**Extracted text**
(begin)
Review Comment:
This manuscript was submitted as 'full paper' and should be reviewed along the usual dimensions for research contributions which include (1) originality, (2) significance of the results, and (3) quality of writing.
The paper is original and presents significant results. The quality of writing could be improved, so I suggest acceptance with minor (editorial, non scientific) revision. A detailed review is given below.
The paper presents a method and a set of associated tools for transforming archival data expressed in ISAD(G) and ISAAR(CPF) into equivalent data expressed in the CIDOC-CRM, to the end of making the original data interoperable with a larger set of applications. This objective is very important because archives are fundamental information sources for knowing our past and better understanding our present. Making them more interoperable is therefore paramount, and a CIDOC CRM is an ideal choice since it is a well-known and largely used standard in the Cultural Heritage domain. The method and the tools presented in the paper succeed in realizing this objective, facing and solving several conceptual and technical problems, therefore I recommend acceptance.
(end)
**Goal A**
Does the review comment support each statement? Answer yes or no for each, quoting the words that decide it. (i) The reviewer recommends rejecting the paper. (ii) The paper's tools turn archival data into data expressed in the CIDOC-CRM. (iii) The reviewer judges the paper original.
**Goal B**
Echo the review comment from "The paper presents" to "I recommend acceptance.".
The lines after this have no connection to the review comment.

**Given data**
(begin)
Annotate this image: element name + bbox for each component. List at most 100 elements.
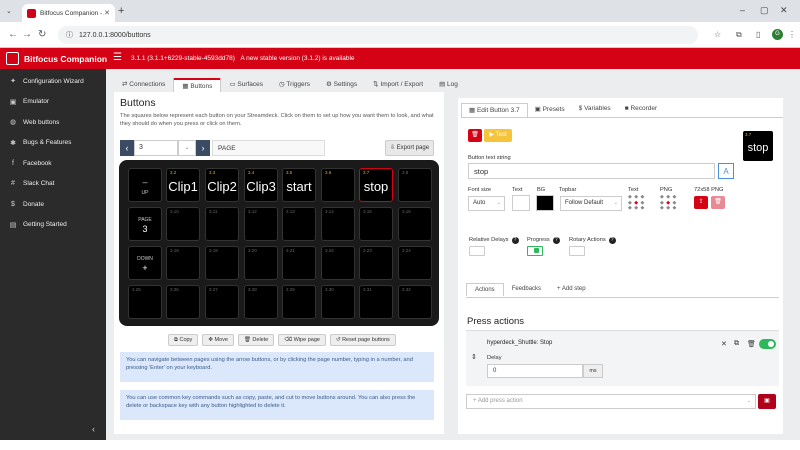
(end)
**Written reply A**
(i) No: "therefore I recommend acceptance". (ii) Yes: "transforming archival data expressed in ISAD(G) and ISAAR(CPF) into equivalent data expressed in the CIDOC-CRM". (iii) Yes: "The paper is original and presents significant results."

**Written reply B**
The paper presents a method and a set of associated tools for transforming archival data expressed in ISAD(G) and ISAAR(CPF) into equivalent data expressed in the CIDOC-CRM, to the end of making the original data interoperable with a larger set of applications. This objective is very important because archives are fundamental information sources for knowing our past and better understanding our present. Making them more interoperable is therefore paramount, and a CIDOC CRM is an ideal choice since it is a well-known and largely used standard in the Cultural Heritage domain. The method and the tools presented in the paper succeed in realizing this objective, facing and solving several conceptual and technical problems, therefore I recommend acceptance.